* ЗАДАНИЯ:
a) Ответьте по фрагменту о споре психологии и физиологии:
(i) В каком году вышли «Рефлексы головного мозга»?
(ii) Как называется книга Кавелина, вышедшая в 1872 году?
(iii) Как называлась статья, которую Сеченов выпустил в ответ на книгу Кавелина?
b) Верните дословно отрывок фрагмента о споре психологии и физиологии от слов «В 1872 году, одновременно» до слов «Кавелин не существовал.» включительно.

::: ФРАГМЕНТ ТЕКСТА :::

Милль ссылается на теорию О.Конта. Но не будем забывать, что именно в это время и в России идет, можно сказать, битва между психологией и физиологией. В 1863 году выходят знаменитые «Рефлексы головного мозга». Причем написан этот трактат был для журнала «Современник», издававшегося так называемыми революционными демократами. Это тут же сделало физиологию дисциплиной политической и, как рассказывает о нем еще совсем в духе «Современника» и коммунистической парадигмы М. Ярошевский: «Сеченов стал кумиром целого поколения передовой русской интеллигенции» (Ярошевский, 1996, с.231). Философ П.Юркевич, поражаясь росту популярности сеченовской теории «мозговой машины», так говорил об этом: «В настоящее время физиология…довольно сильно определяет наши ежедневные суждения о жизни, ее явлениях и условиях».
В 1872 году, одновременно с выходом последнего прижизненного издания «Системы логики» Милля, выходит книга Константина Дмитриевича Кавелина «Задачи психологии», в которой он подробнейшим образом обосновывает не только право психологии на самостоятельный предмет, но и определяет его как предмет именно культурно-исторической психологии. К сожалению, советская культурно-историческая теория, как и вся советская психология, за очень редкими исключениями, предпочитала делать вид, что Кавелин не существовал.
В ответ на книгу «Современник» начал травлю Кавелина от лица «прогрессивного человечества», а Сеченов выпустил вызывающую статью с названием «Кому и как разрабатывать психологию», где однозначно и не допуская сомнений заявлялось: «психологом-аналитиком может быть только физиолог» (Сеченов, с.135)!

::: ИСХОДНЫЕ ДАННЫЕ :::

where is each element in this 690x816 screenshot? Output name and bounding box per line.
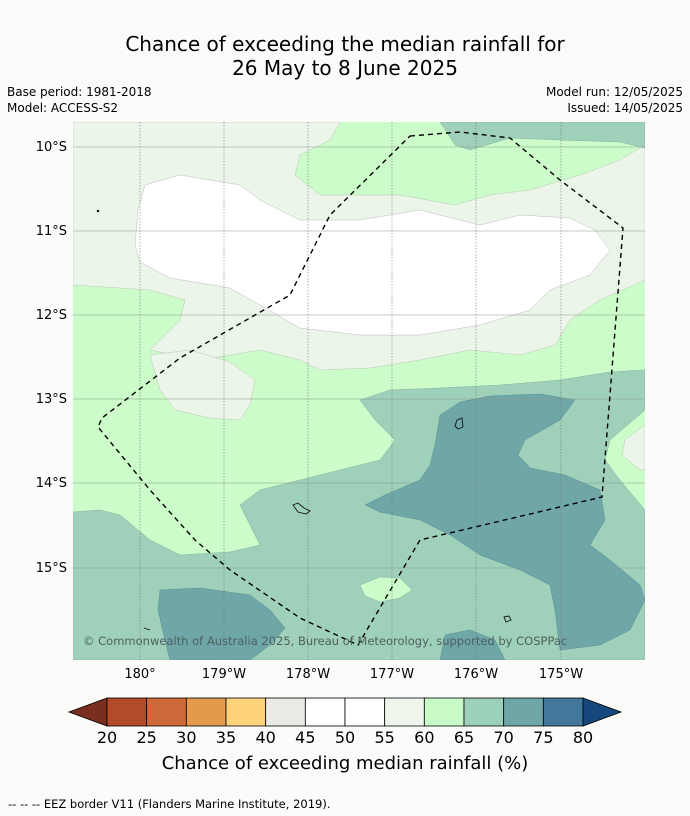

:::

* ОТВЕТЫ:
a)
(i) В 1863 году.
(ii) «Задачи психологии».
(iii) «Кому и как разрабатывать психологию».

b)
В 1872 году, одновременно с выходом последнего прижизненного издания «Системы логики» Милля, выходит книга Константина Дмитриевича Кавелина «Задачи психологии», в которой он подробнейшим образом обосновывает не только право психологии на самостоятельный предмет, но и определяет его как предмет именно культурно-исторической психологии. К сожалению, советская культурно-историческая теория, как и вся советская психология, за очень редкими исключениями, предпочитала делать вид, что Кавелин не существовал.